_Task data_.
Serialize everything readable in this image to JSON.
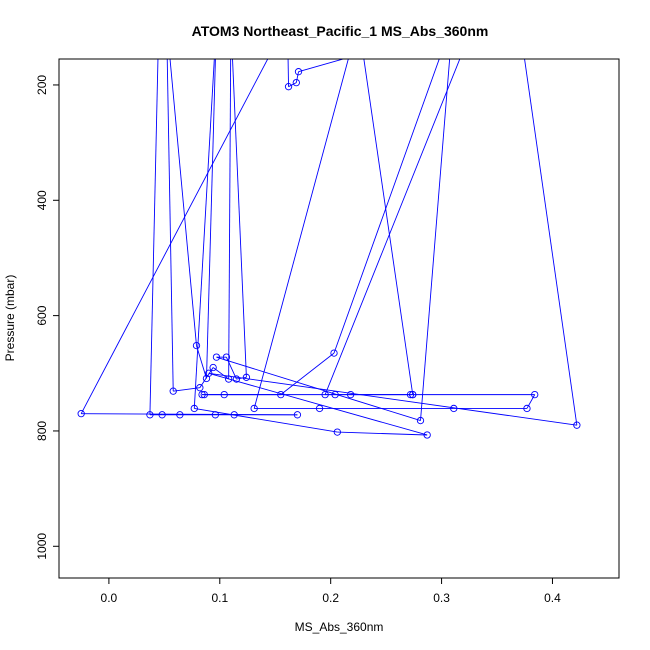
{
  "chart_data": {
    "type": "line",
    "title": "ATOM3 Northeast_Pacific_1 MS_Abs_360nm",
    "xlabel": "MS_Abs_360nm",
    "ylabel": "Pressure (mbar)",
    "xlim": [
      -0.045,
      0.46
    ],
    "ylim": [
      1055,
      155
    ],
    "y_reversed": true,
    "x_ticks": [
      0.0,
      0.1,
      0.2,
      0.3,
      0.4
    ],
    "x_tick_labels": [
      "0.0",
      "0.1",
      "0.2",
      "0.3",
      "0.4"
    ],
    "y_ticks": [
      200,
      400,
      600,
      800,
      1000
    ],
    "y_tick_labels": [
      "200",
      "400",
      "600",
      "800",
      "1000"
    ],
    "grid": false,
    "series": [
      {
        "color": "#0000ff",
        "marker": "open-circle",
        "points": [
          [
            0.045,
            90
          ],
          [
            0.037,
            772
          ],
          [
            0.048,
            772
          ],
          [
            0.064,
            772
          ],
          [
            0.096,
            772
          ],
          [
            0.113,
            772
          ],
          [
            0.17,
            772
          ],
          [
            -0.025,
            770
          ],
          [
            0.161,
            90
          ],
          [
            0.162,
            203
          ],
          [
            0.169,
            196
          ],
          [
            0.171,
            177
          ],
          [
            0.33,
            90
          ],
          [
            0.195,
            737
          ],
          [
            0.204,
            737
          ],
          [
            0.218,
            737
          ],
          [
            0.272,
            737
          ],
          [
            0.274,
            737
          ],
          [
            0.225,
            90
          ],
          [
            0.131,
            761
          ],
          [
            0.19,
            761
          ],
          [
            0.311,
            761
          ],
          [
            0.377,
            761
          ],
          [
            0.384,
            737
          ],
          [
            0.274,
            737
          ],
          [
            0.084,
            737
          ],
          [
            0.086,
            737
          ],
          [
            0.104,
            737
          ],
          [
            0.155,
            737
          ],
          [
            0.203,
            665
          ],
          [
            0.31,
            90
          ],
          [
            0.281,
            782
          ],
          [
            0.097,
            672
          ],
          [
            0.106,
            672
          ],
          [
            0.115,
            710
          ],
          [
            0.124,
            707
          ],
          [
            0.11,
            90
          ],
          [
            0.108,
            710
          ],
          [
            0.094,
            690
          ],
          [
            0.082,
            725
          ],
          [
            0.058,
            731
          ],
          [
            0.052,
            90
          ],
          [
            0.079,
            652
          ],
          [
            0.088,
            709
          ],
          [
            0.097,
            90
          ],
          [
            0.077,
            761
          ],
          [
            0.206,
            802
          ],
          [
            0.287,
            807
          ],
          [
            0.09,
            700
          ],
          [
            0.422,
            790
          ],
          [
            0.37,
            90
          ]
        ]
      }
    ]
  }
}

_Exercise_. Apart from the pictures, the entries above are to be repeated in full and exactly.

_Answer_.
Serialize everything readable in this image to JSON.
{
  "chart_data": {
    "type": "line",
    "title": "ATOM3 Northeast_Pacific_1 MS_Abs_360nm",
    "xlabel": "MS_Abs_360nm",
    "ylabel": "Pressure (mbar)",
    "xlim": [
      -0.045,
      0.46
    ],
    "ylim": [
      1055,
      155
    ],
    "y_reversed": true,
    "x_ticks": [
      0.0,
      0.1,
      0.2,
      0.3,
      0.4
    ],
    "x_tick_labels": [
      "0.0",
      "0.1",
      "0.2",
      "0.3",
      "0.4"
    ],
    "y_ticks": [
      200,
      400,
      600,
      800,
      1000
    ],
    "y_tick_labels": [
      "200",
      "400",
      "600",
      "800",
      "1000"
    ],
    "grid": false,
    "series": [
      {
        "color": "#0000ff",
        "marker": "open-circle",
        "points": [
          [
            0.045,
            90
          ],
          [
            0.037,
            772
          ],
          [
            0.048,
            772
          ],
          [
            0.064,
            772
          ],
          [
            0.096,
            772
          ],
          [
            0.113,
            772
          ],
          [
            0.17,
            772
          ],
          [
            -0.025,
            770
          ],
          [
            0.161,
            90
          ],
          [
            0.162,
            203
          ],
          [
            0.169,
            196
          ],
          [
            0.171,
            177
          ],
          [
            0.33,
            90
          ],
          [
            0.195,
            737
          ],
          [
            0.204,
            737
          ],
          [
            0.218,
            737
          ],
          [
            0.272,
            737
          ],
          [
            0.274,
            737
          ],
          [
            0.225,
            90
          ],
          [
            0.131,
            761
          ],
          [
            0.19,
            761
          ],
          [
            0.311,
            761
          ],
          [
            0.377,
            761
          ],
          [
            0.384,
            737
          ],
          [
            0.274,
            737
          ],
          [
            0.084,
            737
          ],
          [
            0.086,
            737
          ],
          [
            0.104,
            737
          ],
          [
            0.155,
            737
          ],
          [
            0.203,
            665
          ],
          [
            0.31,
            90
          ],
          [
            0.281,
            782
          ],
          [
            0.097,
            672
          ],
          [
            0.106,
            672
          ],
          [
            0.115,
            710
          ],
          [
            0.124,
            707
          ],
          [
            0.11,
            90
          ],
          [
            0.108,
            710
          ],
          [
            0.094,
            690
          ],
          [
            0.082,
            725
          ],
          [
            0.058,
            731
          ],
          [
            0.052,
            90
          ],
          [
            0.079,
            652
          ],
          [
            0.088,
            709
          ],
          [
            0.097,
            90
          ],
          [
            0.077,
            761
          ],
          [
            0.206,
            802
          ],
          [
            0.287,
            807
          ],
          [
            0.09,
            700
          ],
          [
            0.422,
            790
          ],
          [
            0.37,
            90
          ]
        ]
      }
    ]
  }
}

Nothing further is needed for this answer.